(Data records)
** Begin **
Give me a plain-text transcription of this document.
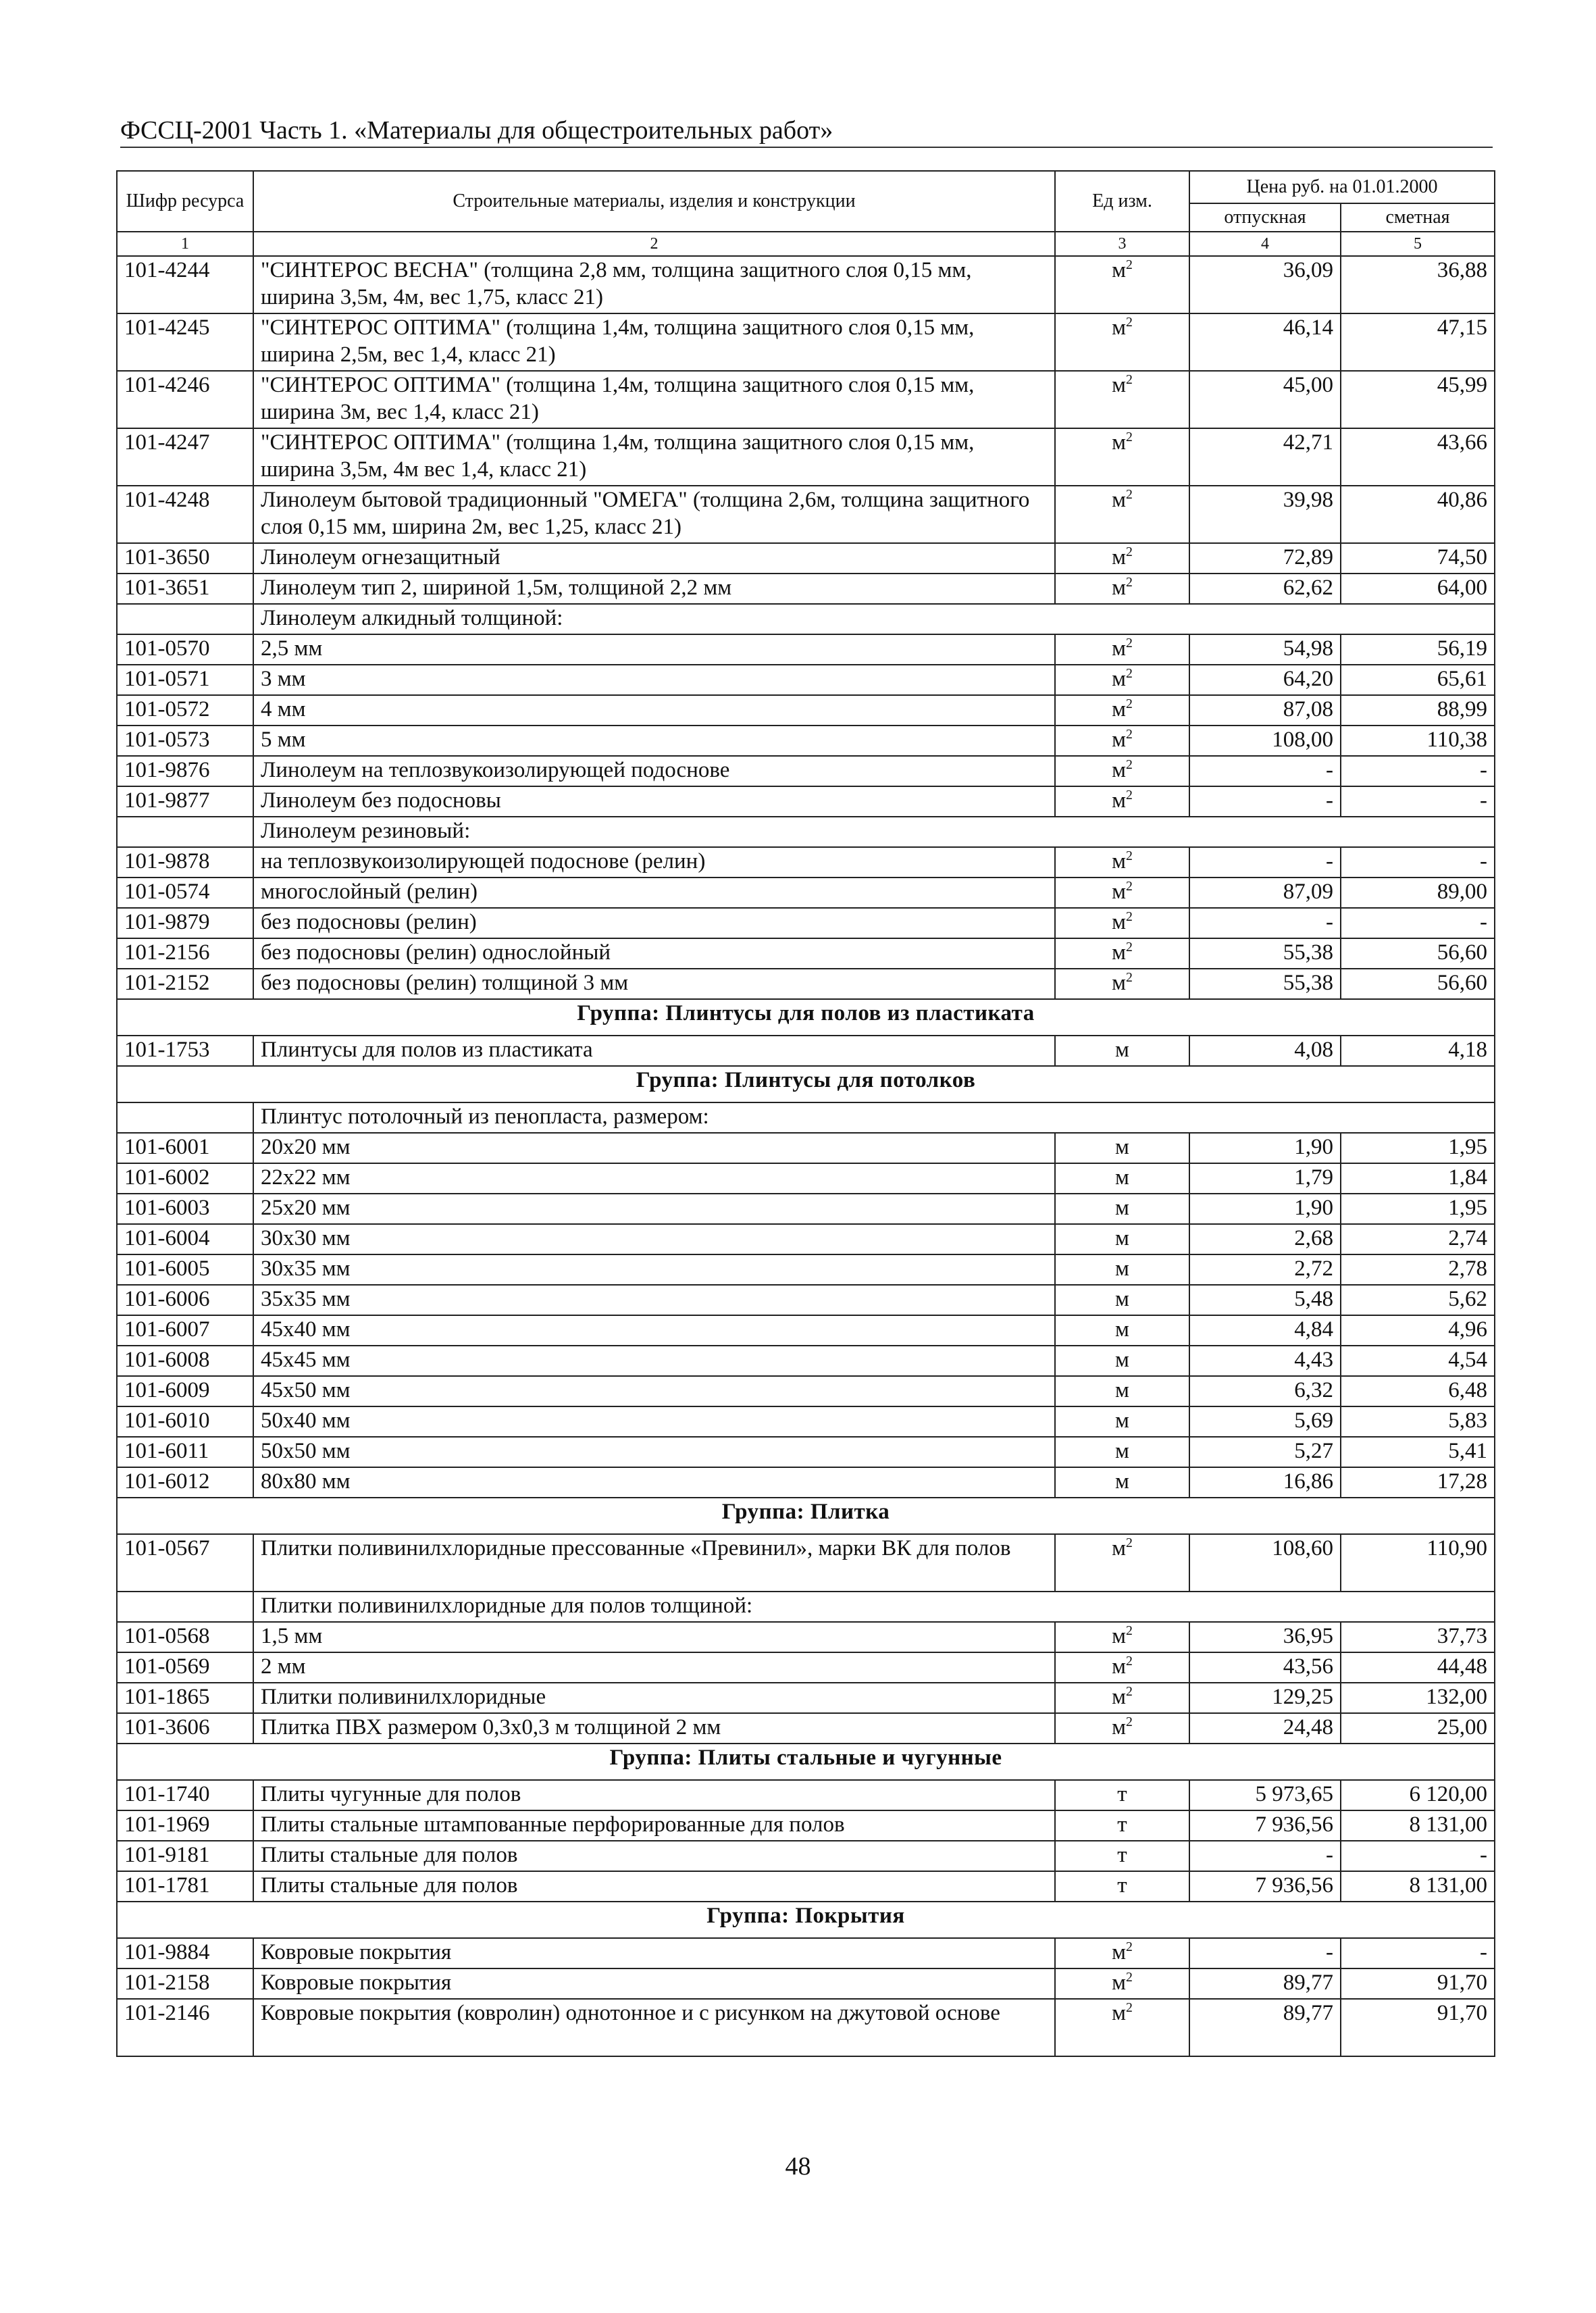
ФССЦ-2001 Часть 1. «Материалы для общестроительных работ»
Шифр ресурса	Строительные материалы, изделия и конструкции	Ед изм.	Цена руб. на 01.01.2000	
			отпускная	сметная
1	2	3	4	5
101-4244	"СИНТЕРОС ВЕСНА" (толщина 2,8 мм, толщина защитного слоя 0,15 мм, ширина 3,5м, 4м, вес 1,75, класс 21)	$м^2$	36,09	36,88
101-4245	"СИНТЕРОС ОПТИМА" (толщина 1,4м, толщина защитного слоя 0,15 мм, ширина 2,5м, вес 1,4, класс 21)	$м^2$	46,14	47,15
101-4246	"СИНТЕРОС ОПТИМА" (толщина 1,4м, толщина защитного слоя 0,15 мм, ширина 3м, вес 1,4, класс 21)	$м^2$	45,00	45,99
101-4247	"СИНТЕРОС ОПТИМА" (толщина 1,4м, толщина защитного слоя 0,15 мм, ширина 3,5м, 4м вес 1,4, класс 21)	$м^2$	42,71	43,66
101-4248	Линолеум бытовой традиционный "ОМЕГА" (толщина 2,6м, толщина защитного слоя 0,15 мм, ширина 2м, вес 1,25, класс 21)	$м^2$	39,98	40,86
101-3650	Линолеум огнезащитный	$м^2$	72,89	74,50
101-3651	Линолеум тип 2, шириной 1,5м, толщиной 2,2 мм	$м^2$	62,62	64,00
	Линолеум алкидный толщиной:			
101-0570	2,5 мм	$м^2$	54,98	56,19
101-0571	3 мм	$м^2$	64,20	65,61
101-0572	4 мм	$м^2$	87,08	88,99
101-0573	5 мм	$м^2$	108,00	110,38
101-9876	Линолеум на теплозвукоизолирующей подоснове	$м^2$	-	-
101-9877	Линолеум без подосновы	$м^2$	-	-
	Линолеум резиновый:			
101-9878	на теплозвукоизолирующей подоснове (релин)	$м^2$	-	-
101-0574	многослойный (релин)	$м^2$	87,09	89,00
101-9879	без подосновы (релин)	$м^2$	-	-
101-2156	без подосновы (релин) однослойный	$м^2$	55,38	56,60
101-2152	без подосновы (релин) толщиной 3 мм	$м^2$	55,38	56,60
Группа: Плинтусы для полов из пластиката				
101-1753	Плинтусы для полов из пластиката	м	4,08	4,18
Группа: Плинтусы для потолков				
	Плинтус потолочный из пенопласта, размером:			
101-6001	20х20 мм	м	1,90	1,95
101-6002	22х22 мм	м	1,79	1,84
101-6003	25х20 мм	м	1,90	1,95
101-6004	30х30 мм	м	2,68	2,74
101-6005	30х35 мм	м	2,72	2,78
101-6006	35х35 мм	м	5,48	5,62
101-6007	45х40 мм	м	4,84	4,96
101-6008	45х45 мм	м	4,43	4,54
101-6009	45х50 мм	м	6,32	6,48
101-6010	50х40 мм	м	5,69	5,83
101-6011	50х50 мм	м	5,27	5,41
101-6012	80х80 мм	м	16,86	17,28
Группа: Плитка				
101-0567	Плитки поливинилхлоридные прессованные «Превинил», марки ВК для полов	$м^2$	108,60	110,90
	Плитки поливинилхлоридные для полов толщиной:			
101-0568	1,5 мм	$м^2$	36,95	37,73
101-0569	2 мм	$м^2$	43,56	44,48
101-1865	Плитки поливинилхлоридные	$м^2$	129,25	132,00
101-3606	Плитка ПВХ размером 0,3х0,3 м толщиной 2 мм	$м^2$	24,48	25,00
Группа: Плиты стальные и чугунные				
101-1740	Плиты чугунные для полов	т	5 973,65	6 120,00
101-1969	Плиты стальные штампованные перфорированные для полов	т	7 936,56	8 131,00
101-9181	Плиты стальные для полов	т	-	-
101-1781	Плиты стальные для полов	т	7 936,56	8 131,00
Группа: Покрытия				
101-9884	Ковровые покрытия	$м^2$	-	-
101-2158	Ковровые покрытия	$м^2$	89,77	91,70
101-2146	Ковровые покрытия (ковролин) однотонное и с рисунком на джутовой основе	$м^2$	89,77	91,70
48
** End **
** Begin **
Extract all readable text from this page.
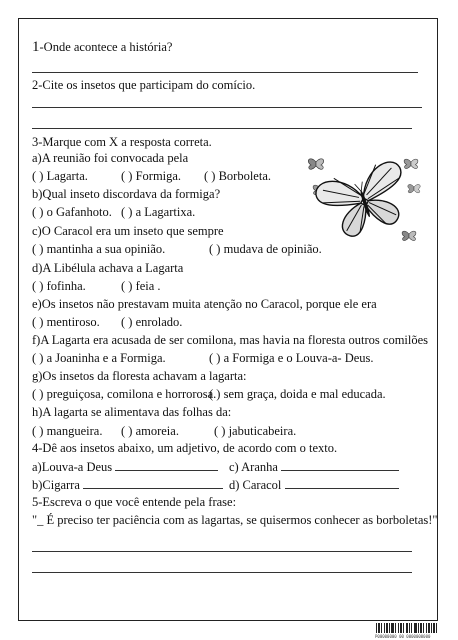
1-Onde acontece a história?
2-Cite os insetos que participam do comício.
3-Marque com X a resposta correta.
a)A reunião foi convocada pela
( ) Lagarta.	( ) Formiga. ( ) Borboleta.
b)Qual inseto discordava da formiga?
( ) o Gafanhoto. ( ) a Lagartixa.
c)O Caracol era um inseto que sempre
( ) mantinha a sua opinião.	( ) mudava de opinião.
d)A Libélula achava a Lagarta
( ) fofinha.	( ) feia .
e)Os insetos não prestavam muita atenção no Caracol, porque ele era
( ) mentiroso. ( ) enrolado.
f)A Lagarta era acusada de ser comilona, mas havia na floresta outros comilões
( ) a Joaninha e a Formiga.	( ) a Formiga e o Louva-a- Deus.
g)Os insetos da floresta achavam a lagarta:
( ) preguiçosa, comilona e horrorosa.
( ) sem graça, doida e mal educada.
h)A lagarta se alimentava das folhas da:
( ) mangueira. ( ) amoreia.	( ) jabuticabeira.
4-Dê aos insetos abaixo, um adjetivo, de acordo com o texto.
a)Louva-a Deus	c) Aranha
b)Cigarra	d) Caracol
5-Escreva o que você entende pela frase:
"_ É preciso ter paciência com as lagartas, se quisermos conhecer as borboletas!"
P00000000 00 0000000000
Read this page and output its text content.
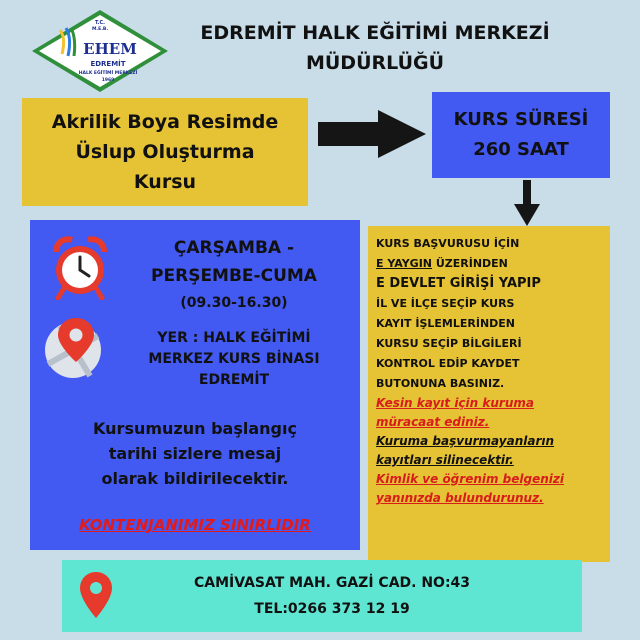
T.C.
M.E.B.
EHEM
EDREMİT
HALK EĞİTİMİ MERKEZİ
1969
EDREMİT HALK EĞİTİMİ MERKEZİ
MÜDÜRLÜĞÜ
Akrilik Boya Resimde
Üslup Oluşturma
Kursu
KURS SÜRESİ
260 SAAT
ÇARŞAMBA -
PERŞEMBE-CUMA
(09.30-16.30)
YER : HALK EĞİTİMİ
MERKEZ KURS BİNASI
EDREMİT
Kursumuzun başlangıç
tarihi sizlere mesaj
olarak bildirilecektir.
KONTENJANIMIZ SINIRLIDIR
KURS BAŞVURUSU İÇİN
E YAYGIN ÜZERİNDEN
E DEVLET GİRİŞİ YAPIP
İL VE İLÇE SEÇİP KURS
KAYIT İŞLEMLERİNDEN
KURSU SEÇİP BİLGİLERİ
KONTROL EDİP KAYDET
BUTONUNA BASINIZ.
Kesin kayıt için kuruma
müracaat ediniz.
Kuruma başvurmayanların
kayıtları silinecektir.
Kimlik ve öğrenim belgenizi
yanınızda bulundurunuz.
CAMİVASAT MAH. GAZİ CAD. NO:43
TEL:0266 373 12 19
** End **
** Begin **
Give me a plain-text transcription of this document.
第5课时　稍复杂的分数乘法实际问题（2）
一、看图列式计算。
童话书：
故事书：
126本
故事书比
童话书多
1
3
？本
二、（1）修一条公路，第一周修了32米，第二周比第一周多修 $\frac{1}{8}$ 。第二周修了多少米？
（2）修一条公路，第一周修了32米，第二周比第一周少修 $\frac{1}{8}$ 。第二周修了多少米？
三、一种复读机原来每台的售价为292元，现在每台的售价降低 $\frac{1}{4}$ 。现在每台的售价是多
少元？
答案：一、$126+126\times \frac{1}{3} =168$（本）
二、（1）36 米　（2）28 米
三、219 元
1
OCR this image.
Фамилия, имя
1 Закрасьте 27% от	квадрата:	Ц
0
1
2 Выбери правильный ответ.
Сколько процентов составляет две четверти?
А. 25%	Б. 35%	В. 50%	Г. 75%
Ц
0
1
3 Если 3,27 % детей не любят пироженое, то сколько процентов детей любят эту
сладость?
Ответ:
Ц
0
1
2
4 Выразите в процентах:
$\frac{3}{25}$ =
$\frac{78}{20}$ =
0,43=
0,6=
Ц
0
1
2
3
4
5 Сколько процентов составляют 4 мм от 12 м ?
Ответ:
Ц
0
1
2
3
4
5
** End **
§ **What you should do**
Return the lines of the records that include the string "pela".

§ **The output**
a)A reunião foi convocada pela
5-Escreva o que você entende pela frase:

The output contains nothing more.